## Set problem
Reproduce the full listing that appears beneath this instruction exactly.

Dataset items

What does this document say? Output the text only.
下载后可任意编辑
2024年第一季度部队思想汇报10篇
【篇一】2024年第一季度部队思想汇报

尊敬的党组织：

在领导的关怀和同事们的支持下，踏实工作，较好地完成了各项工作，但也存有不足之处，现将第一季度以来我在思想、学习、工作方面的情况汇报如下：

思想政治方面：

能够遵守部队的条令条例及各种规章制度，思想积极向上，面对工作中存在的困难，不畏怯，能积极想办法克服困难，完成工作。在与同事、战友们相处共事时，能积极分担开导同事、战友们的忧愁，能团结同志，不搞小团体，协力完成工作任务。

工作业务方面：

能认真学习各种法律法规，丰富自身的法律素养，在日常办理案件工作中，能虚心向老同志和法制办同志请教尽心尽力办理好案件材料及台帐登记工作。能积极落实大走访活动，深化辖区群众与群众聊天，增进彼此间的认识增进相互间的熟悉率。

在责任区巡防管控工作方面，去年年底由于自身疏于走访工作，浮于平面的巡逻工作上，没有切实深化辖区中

## Result
What does this document say? Output the text only.
下载后可任意编辑
2024年第一季度部队思想汇报10篇
【篇一】2024年第一季度部队思想汇报

尊敬的党组织：

在领导的关怀和同事们的支持下，踏实工作，较好地完成了各项工作，但也存有不足之处，现将第一季度以来我在思想、学习、工作方面的情况汇报如下：

思想政治方面：

能够遵守部队的条令条例及各种规章制度，思想积极向上，面对工作中存在的困难，不畏怯，能积极想办法克服困难，完成工作。在与同事、战友们相处共事时，能积极分担开导同事、战友们的忧愁，能团结同志，不搞小团体，协力完成工作任务。

工作业务方面：

能认真学习各种法律法规，丰富自身的法律素养，在日常办理案件工作中，能虚心向老同志和法制办同志请教尽心尽力办理好案件材料及台帐登记工作。能积极落实大走访活动，深化辖区群众与群众聊天，增进彼此间的认识增进相互间的熟悉率。

在责任区巡防管控工作方面，去年年底由于自身疏于走访工作，浮于平面的巡逻工作上，没有切实深化辖区中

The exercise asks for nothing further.